start Available data

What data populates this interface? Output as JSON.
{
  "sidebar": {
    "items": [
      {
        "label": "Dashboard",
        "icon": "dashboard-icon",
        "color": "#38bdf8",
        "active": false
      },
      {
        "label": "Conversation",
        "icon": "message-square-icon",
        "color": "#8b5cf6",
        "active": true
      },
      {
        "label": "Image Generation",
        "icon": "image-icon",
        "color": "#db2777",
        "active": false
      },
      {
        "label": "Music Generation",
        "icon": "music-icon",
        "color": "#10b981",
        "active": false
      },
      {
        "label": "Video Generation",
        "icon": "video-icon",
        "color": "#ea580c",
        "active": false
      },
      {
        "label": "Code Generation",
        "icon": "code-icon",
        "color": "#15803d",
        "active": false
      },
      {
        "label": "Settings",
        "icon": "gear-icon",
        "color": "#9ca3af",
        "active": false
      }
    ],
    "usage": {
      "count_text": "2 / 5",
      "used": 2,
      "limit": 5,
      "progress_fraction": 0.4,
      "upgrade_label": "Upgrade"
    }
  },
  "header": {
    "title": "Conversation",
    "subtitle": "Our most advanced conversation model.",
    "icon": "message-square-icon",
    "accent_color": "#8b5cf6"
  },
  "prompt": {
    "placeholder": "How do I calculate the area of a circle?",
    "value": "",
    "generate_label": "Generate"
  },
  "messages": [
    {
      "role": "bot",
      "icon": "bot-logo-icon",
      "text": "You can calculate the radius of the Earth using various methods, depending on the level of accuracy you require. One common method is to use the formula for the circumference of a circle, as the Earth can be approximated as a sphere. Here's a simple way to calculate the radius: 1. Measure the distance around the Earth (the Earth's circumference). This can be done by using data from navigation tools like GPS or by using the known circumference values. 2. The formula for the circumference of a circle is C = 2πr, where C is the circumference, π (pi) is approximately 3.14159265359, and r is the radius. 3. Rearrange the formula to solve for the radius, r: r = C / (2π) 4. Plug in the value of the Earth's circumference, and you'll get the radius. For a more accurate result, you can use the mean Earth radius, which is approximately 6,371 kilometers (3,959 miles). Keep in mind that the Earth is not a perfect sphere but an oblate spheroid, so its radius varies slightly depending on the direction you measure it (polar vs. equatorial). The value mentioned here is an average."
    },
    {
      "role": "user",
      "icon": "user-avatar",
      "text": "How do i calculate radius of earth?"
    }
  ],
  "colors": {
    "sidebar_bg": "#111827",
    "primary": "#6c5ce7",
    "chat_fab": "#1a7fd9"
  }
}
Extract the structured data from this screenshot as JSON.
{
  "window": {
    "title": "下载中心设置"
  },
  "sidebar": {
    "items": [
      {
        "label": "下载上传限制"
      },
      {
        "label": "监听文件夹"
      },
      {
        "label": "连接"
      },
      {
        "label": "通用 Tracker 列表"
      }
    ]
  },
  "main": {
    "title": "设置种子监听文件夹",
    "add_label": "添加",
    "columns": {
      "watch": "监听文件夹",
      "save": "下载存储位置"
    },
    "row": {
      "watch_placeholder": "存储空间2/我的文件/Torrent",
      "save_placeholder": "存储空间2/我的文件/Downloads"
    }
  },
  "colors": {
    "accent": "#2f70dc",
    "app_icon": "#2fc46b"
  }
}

end Available data

What you will do - The listing above must be transcribed exactly, line by line.

Reply -
What data populates this interface? Output as JSON.
{
  "sidebar": {
    "items": [
      {
        "label": "Dashboard",
        "icon": "dashboard-icon",
        "color": "#38bdf8",
        "active": false
      },
      {
        "label": "Conversation",
        "icon": "message-square-icon",
        "color": "#8b5cf6",
        "active": true
      },
      {
        "label": "Image Generation",
        "icon": "image-icon",
        "color": "#db2777",
        "active": false
      },
      {
        "label": "Music Generation",
        "icon": "music-icon",
        "color": "#10b981",
        "active": false
      },
      {
        "label": "Video Generation",
        "icon": "video-icon",
        "color": "#ea580c",
        "active": false
      },
      {
        "label": "Code Generation",
        "icon": "code-icon",
        "color": "#15803d",
        "active": false
      },
      {
        "label": "Settings",
        "icon": "gear-icon",
        "color": "#9ca3af",
        "active": false
      }
    ],
    "usage": {
      "count_text": "2 / 5",
      "used": 2,
      "limit": 5,
      "progress_fraction": 0.4,
      "upgrade_label": "Upgrade"
    }
  },
  "header": {
    "title": "Conversation",
    "subtitle": "Our most advanced conversation model.",
    "icon": "message-square-icon",
    "accent_color": "#8b5cf6"
  },
  "prompt": {
    "placeholder": "How do I calculate the area of a circle?",
    "value": "",
    "generate_label": "Generate"
  },
  "messages": [
    {
      "role": "bot",
      "icon": "bot-logo-icon",
      "text": "You can calculate the radius of the Earth using various methods, depending on the level of accuracy you require. One common method is to use the formula for the circumference of a circle, as the Earth can be approximated as a sphere. Here's a simple way to calculate the radius: 1. Measure the distance around the Earth (the Earth's circumference). This can be done by using data from navigation tools like GPS or by using the known circumference values. 2. The formula for the circumference of a circle is C = 2πr, where C is the circumference, π (pi) is approximately 3.14159265359, and r is the radius. 3. Rearrange the formula to solve for the radius, r: r = C / (2π) 4. Plug in the value of the Earth's circumference, and you'll get the radius. For a more accurate result, you can use the mean Earth radius, which is approximately 6,371 kilometers (3,959 miles). Keep in mind that the Earth is not a perfect sphere but an oblate spheroid, so its radius varies slightly depending on the direction you measure it (polar vs. equatorial). The value mentioned here is an average."
    },
    {
      "role": "user",
      "icon": "user-avatar",
      "text": "How do i calculate radius of earth?"
    }
  ],
  "colors": {
    "sidebar_bg": "#111827",
    "primary": "#6c5ce7",
    "chat_fab": "#1a7fd9"
  }
}
Extract the structured data from this screenshot as JSON.
{
  "window": {
    "title": "下载中心设置"
  },
  "sidebar": {
    "items": [
      {
        "label": "下载上传限制"
      },
      {
        "label": "监听文件夹"
      },
      {
        "label": "连接"
      },
      {
        "label": "通用 Tracker 列表"
      }
    ]
  },
  "main": {
    "title": "设置种子监听文件夹",
    "add_label": "添加",
    "columns": {
      "watch": "监听文件夹",
      "save": "下载存储位置"
    },
    "row": {
      "watch_placeholder": "存储空间2/我的文件/Torrent",
      "save_placeholder": "存储空间2/我的文件/Downloads"
    }
  },
  "colors": {
    "accent": "#2f70dc",
    "app_icon": "#2fc46b"
  }
}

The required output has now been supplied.